→ Request
Restate all the material verbatim, except for the pictures.

→ Provided data

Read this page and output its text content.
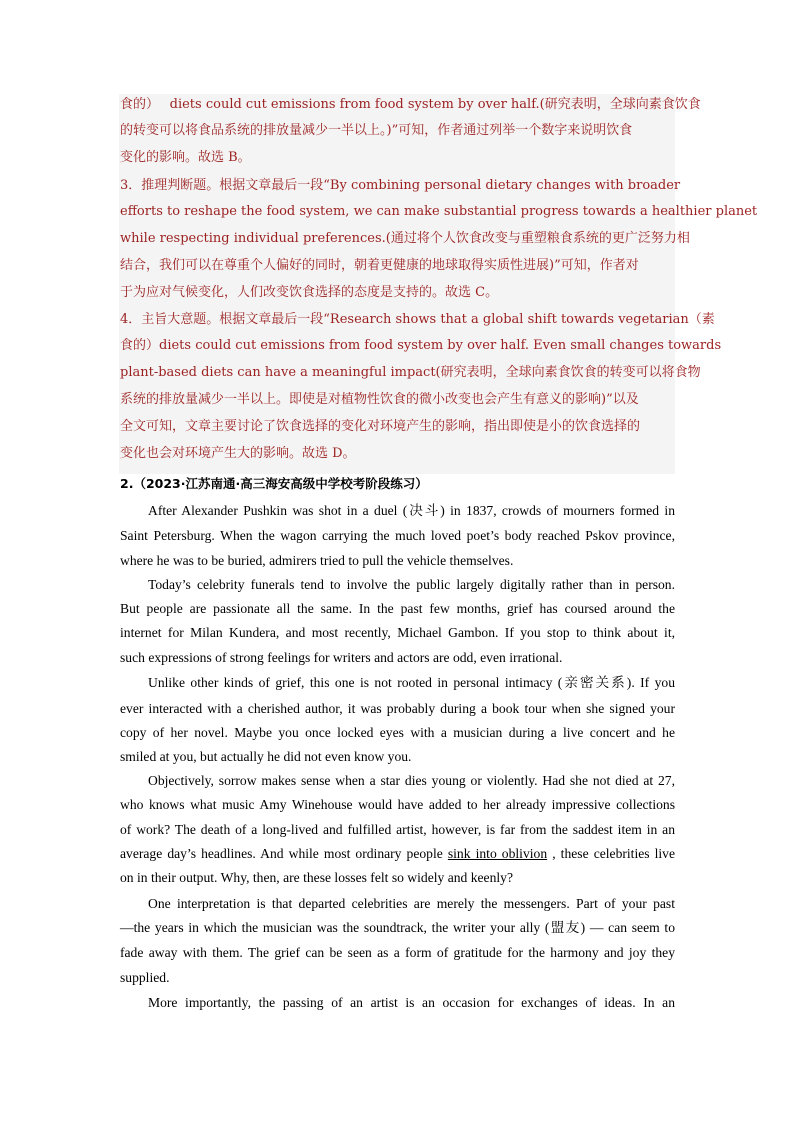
食的）　 diets could cut emissions from food system by over half.(研究表明，全球向素食饮食
的转变可以将食品系统的排放量减少一半以上。)”可知，作者通过列举一个数字来说明饮食
变化的影响。故选 B。
3．推理判断题。根据文章最后一段“By combining personal dietary changes with broader
efforts to reshape the food system, we can make substantial progress towards a healthier planet
while respecting individual preferences.(通过将个人饮食改变与重塑粮食系统的更广泛努力相
结合，我们可以在尊重个人偏好的同时，朝着更健康的地球取得实质性进展)”可知，作者对
于为应对气候变化，人们改变饮食选择的态度是支持的。故选 C。
4．主旨大意题。根据文章最后一段“Research shows that a global shift towards vegetarian（素
食的）diets could cut emissions from food system by over half. Even small changes towards
plant-based diets can have a meaningful impact(研究表明，全球向素食饮食的转变可以将食物
系统的排放量减少一半以上。即使是对植物性饮食的微小改变也会产生有意义的影响)”以及
全文可知，文章主要讨论了饮食选择的变化对环境产生的影响，指出即使是小的饮食选择的
变化也会对环境产生大的影响。故选 D。
2.（2023·江苏南通·高三海安高级中学校考阶段练习）
After Alexander Pushkin was shot in a duel (决斗) in 1837, crowds of mourners formed in
Saint Petersburg. When the wagon carrying the much loved poet’s body reached Pskov province,
where he was to be buried, admirers tried to pull the vehicle themselves.
Today’s celebrity funerals tend to involve the public largely digitally rather than in person.
But people are passionate all the same. In the past few months, grief has coursed around the
internet for Milan Kundera, and most recently, Michael Gambon. If you stop to think about it,
such expressions of strong feelings for writers and actors are odd, even irrational.
Unlike other kinds of grief, this one is not rooted in personal intimacy (亲密关系). If you
ever interacted with a cherished author, it was probably during a book tour when she signed your
copy of her novel. Maybe you once locked eyes with a musician during a live concert and he
smiled at you, but actually he did not even know you.
Objectively, sorrow makes sense when a star dies young or violently. Had she not died at 27,
who knows what music Amy Winehouse would have added to her already impressive collections
of work? The death of a long-lived and fulfilled artist, however, is far from the saddest item in an
average day’s headlines. And while most ordinary people sink into oblivion , these celebrities live
on in their output. Why, then, are these losses felt so widely and keenly?
One interpretation is that departed celebrities are merely the messengers. Part of your past
—the years in which the musician was the soundtrack, the writer your ally (盟友) — can seem to
fade away with them. The grief can be seen as a form of gratitude for the harmony and joy they
supplied.
More importantly, the passing of an artist is an occasion for exchanges of ideas. In an
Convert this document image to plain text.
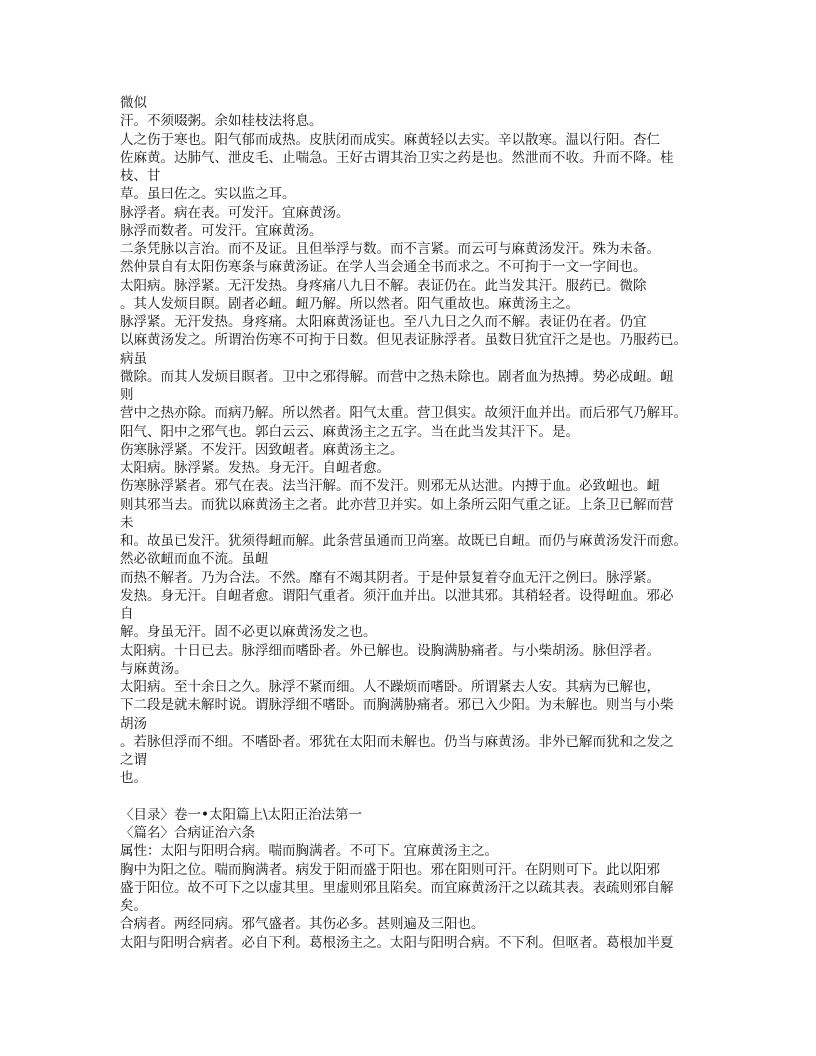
微似
汗。不须啜粥。余如桂枝法将息。
人之伤于寒也。阳气郁而成热。皮肤闭而成实。麻黄轻以去实。辛以散寒。温以行阳。杏仁
佐麻黄。达肺气、泄皮毛、止喘急。王好古谓其治卫实之药是也。然泄而不收。升而不降。桂
枝、甘
草。虽曰佐之。实以监之耳。
脉浮者。病在表。可发汗。宜麻黄汤。
脉浮而数者。可发汗。宜麻黄汤。
二条凭脉以言治。而不及证。且但举浮与数。而不言紧。而云可与麻黄汤发汗。殊为未备。
然仲景自有太阳伤寒条与麻黄汤证。在学人当会通全书而求之。不可拘于一文一字间也。
太阳病。脉浮紧。无汗发热。身疼痛八九日不解。表证仍在。此当发其汗。服药已。微除
。其人发烦目瞑。剧者必衄。衄乃解。所以然者。阳气重故也。麻黄汤主之。
脉浮紧。无汗发热。身疼痛。太阳麻黄汤证也。至八九日之久而不解。表证仍在者。仍宜
以麻黄汤发之。所谓治伤寒不可拘于日数。但见表证脉浮者。虽数日犹宜汗之是也。乃服药已。
病虽
微除。而其人发烦目瞑者。卫中之邪得解。而营中之热未除也。剧者血为热搏。势必成衄。衄
则
营中之热亦除。而病乃解。所以然者。阳气太重。营卫俱实。故须汗血并出。而后邪气乃解耳。
阳气、阳中之邪气也。郭白云云、麻黄汤主之五字。当在此当发其汗下。是。
伤寒脉浮紧。不发汗。因致衄者。麻黄汤主之。
太阳病。脉浮紧。发热。身无汗。自衄者愈。
伤寒脉浮紧者。邪气在表。法当汗解。而不发汗。则邪无从达泄。内搏于血。必致衄也。衄
则其邪当去。而犹以麻黄汤主之者。此亦营卫并实。如上条所云阳气重之证。上条卫已解而营
未
和。故虽已发汗。犹须得衄而解。此条营虽通而卫尚塞。故既已自衄。而仍与麻黄汤发汗而愈。
然必欲衄而血不流。虽衄
而热不解者。乃为合法。不然。靡有不竭其阴者。于是仲景复着夺血无汗之例曰。脉浮紧。
发热。身无汗。自衄者愈。谓阳气重者。须汗血并出。以泄其邪。其稍轻者。设得衄血。邪必
自
解。身虽无汗。固不必更以麻黄汤发之也。
太阳病。十日已去。脉浮细而嗜卧者。外已解也。设胸满胁痛者。与小柴胡汤。脉但浮者。
与麻黄汤。
太阳病。至十余日之久。脉浮不紧而细。人不躁烦而嗜卧。所谓紧去人安。其病为已解也，
下二段是就未解时说。谓脉浮细不嗜卧。而胸满胁痛者。邪已入少阳。为未解也。则当与小柴
胡汤
。若脉但浮而不细。不嗜卧者。邪犹在太阳而未解也。仍当与麻黄汤。非外已解而犹和之发之
之谓
也。
〈目录〉卷一•太阳篇上\太阳正治法第一
〈篇名〉合病证治六条
属性：太阳与阳明合病。喘而胸满者。不可下。宜麻黄汤主之。
胸中为阳之位。喘而胸满者。病发于阳而盛于阳也。邪在阳则可汗。在阴则可下。此以阳邪
盛于阳位。故不可下之以虚其里。里虚则邪且陷矣。而宜麻黄汤汗之以疏其表。表疏则邪自解
矣。
合病者。两经同病。邪气盛者。其伤必多。甚则遍及三阳也。
太阳与阳明合病者。必自下利。葛根汤主之。太阳与阳明合病。不下利。但呕者。葛根加半夏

→ Exercise solution
Read this page and output its text content.
食的）　 diets could cut emissions from food system by over half.(研究表明，全球向素食饮食
的转变可以将食品系统的排放量减少一半以上。)”可知，作者通过列举一个数字来说明饮食
变化的影响。故选 B。
3．推理判断题。根据文章最后一段“By combining personal dietary changes with broader
efforts to reshape the food system, we can make substantial progress towards a healthier planet
while respecting individual preferences.(通过将个人饮食改变与重塑粮食系统的更广泛努力相
结合，我们可以在尊重个人偏好的同时，朝着更健康的地球取得实质性进展)”可知，作者对
于为应对气候变化，人们改变饮食选择的态度是支持的。故选 C。
4．主旨大意题。根据文章最后一段“Research shows that a global shift towards vegetarian（素
食的）diets could cut emissions from food system by over half. Even small changes towards
plant-based diets can have a meaningful impact(研究表明，全球向素食饮食的转变可以将食物
系统的排放量减少一半以上。即使是对植物性饮食的微小改变也会产生有意义的影响)”以及
全文可知，文章主要讨论了饮食选择的变化对环境产生的影响，指出即使是小的饮食选择的
变化也会对环境产生大的影响。故选 D。
2.（2023·江苏南通·高三海安高级中学校考阶段练习）
After Alexander Pushkin was shot in a duel (决斗) in 1837, crowds of mourners formed in
Saint Petersburg. When the wagon carrying the much loved poet’s body reached Pskov province,
where he was to be buried, admirers tried to pull the vehicle themselves.
Today’s celebrity funerals tend to involve the public largely digitally rather than in person.
But people are passionate all the same. In the past few months, grief has coursed around the
internet for Milan Kundera, and most recently, Michael Gambon. If you stop to think about it,
such expressions of strong feelings for writers and actors are odd, even irrational.
Unlike other kinds of grief, this one is not rooted in personal intimacy (亲密关系). If you
ever interacted with a cherished author, it was probably during a book tour when she signed your
copy of her novel. Maybe you once locked eyes with a musician during a live concert and he
smiled at you, but actually he did not even know you.
Objectively, sorrow makes sense when a star dies young or violently. Had she not died at 27,
who knows what music Amy Winehouse would have added to her already impressive collections
of work? The death of a long-lived and fulfilled artist, however, is far from the saddest item in an
average day’s headlines. And while most ordinary people sink into oblivion , these celebrities live
on in their output. Why, then, are these losses felt so widely and keenly?
One interpretation is that departed celebrities are merely the messengers. Part of your past
—the years in which the musician was the soundtrack, the writer your ally (盟友) — can seem to
fade away with them. The grief can be seen as a form of gratitude for the harmony and joy they
supplied.
More importantly, the passing of an artist is an occasion for exchanges of ideas. In an
Convert this document image to plain text.
微似
汗。不须啜粥。余如桂枝法将息。
人之伤于寒也。阳气郁而成热。皮肤闭而成实。麻黄轻以去实。辛以散寒。温以行阳。杏仁
佐麻黄。达肺气、泄皮毛、止喘急。王好古谓其治卫实之药是也。然泄而不收。升而不降。桂
枝、甘
草。虽曰佐之。实以监之耳。
脉浮者。病在表。可发汗。宜麻黄汤。
脉浮而数者。可发汗。宜麻黄汤。
二条凭脉以言治。而不及证。且但举浮与数。而不言紧。而云可与麻黄汤发汗。殊为未备。
然仲景自有太阳伤寒条与麻黄汤证。在学人当会通全书而求之。不可拘于一文一字间也。
太阳病。脉浮紧。无汗发热。身疼痛八九日不解。表证仍在。此当发其汗。服药已。微除
。其人发烦目瞑。剧者必衄。衄乃解。所以然者。阳气重故也。麻黄汤主之。
脉浮紧。无汗发热。身疼痛。太阳麻黄汤证也。至八九日之久而不解。表证仍在者。仍宜
以麻黄汤发之。所谓治伤寒不可拘于日数。但见表证脉浮者。虽数日犹宜汗之是也。乃服药已。
病虽
微除。而其人发烦目瞑者。卫中之邪得解。而营中之热未除也。剧者血为热搏。势必成衄。衄
则
营中之热亦除。而病乃解。所以然者。阳气太重。营卫俱实。故须汗血并出。而后邪气乃解耳。
阳气、阳中之邪气也。郭白云云、麻黄汤主之五字。当在此当发其汗下。是。
伤寒脉浮紧。不发汗。因致衄者。麻黄汤主之。
太阳病。脉浮紧。发热。身无汗。自衄者愈。
伤寒脉浮紧者。邪气在表。法当汗解。而不发汗。则邪无从达泄。内搏于血。必致衄也。衄
则其邪当去。而犹以麻黄汤主之者。此亦营卫并实。如上条所云阳气重之证。上条卫已解而营
未
和。故虽已发汗。犹须得衄而解。此条营虽通而卫尚塞。故既已自衄。而仍与麻黄汤发汗而愈。
然必欲衄而血不流。虽衄
而热不解者。乃为合法。不然。靡有不竭其阴者。于是仲景复着夺血无汗之例曰。脉浮紧。
发热。身无汗。自衄者愈。谓阳气重者。须汗血并出。以泄其邪。其稍轻者。设得衄血。邪必
自
解。身虽无汗。固不必更以麻黄汤发之也。
太阳病。十日已去。脉浮细而嗜卧者。外已解也。设胸满胁痛者。与小柴胡汤。脉但浮者。
与麻黄汤。
太阳病。至十余日之久。脉浮不紧而细。人不躁烦而嗜卧。所谓紧去人安。其病为已解也，
下二段是就未解时说。谓脉浮细不嗜卧。而胸满胁痛者。邪已入少阳。为未解也。则当与小柴
胡汤
。若脉但浮而不细。不嗜卧者。邪犹在太阳而未解也。仍当与麻黄汤。非外已解而犹和之发之
之谓
也。
〈目录〉卷一•太阳篇上\太阳正治法第一
〈篇名〉合病证治六条
属性：太阳与阳明合病。喘而胸满者。不可下。宜麻黄汤主之。
胸中为阳之位。喘而胸满者。病发于阳而盛于阳也。邪在阳则可汗。在阴则可下。此以阳邪
盛于阳位。故不可下之以虚其里。里虚则邪且陷矣。而宜麻黄汤汗之以疏其表。表疏则邪自解
矣。
合病者。两经同病。邪气盛者。其伤必多。甚则遍及三阳也。
太阳与阳明合病者。必自下利。葛根汤主之。太阳与阳明合病。不下利。但呕者。葛根加半夏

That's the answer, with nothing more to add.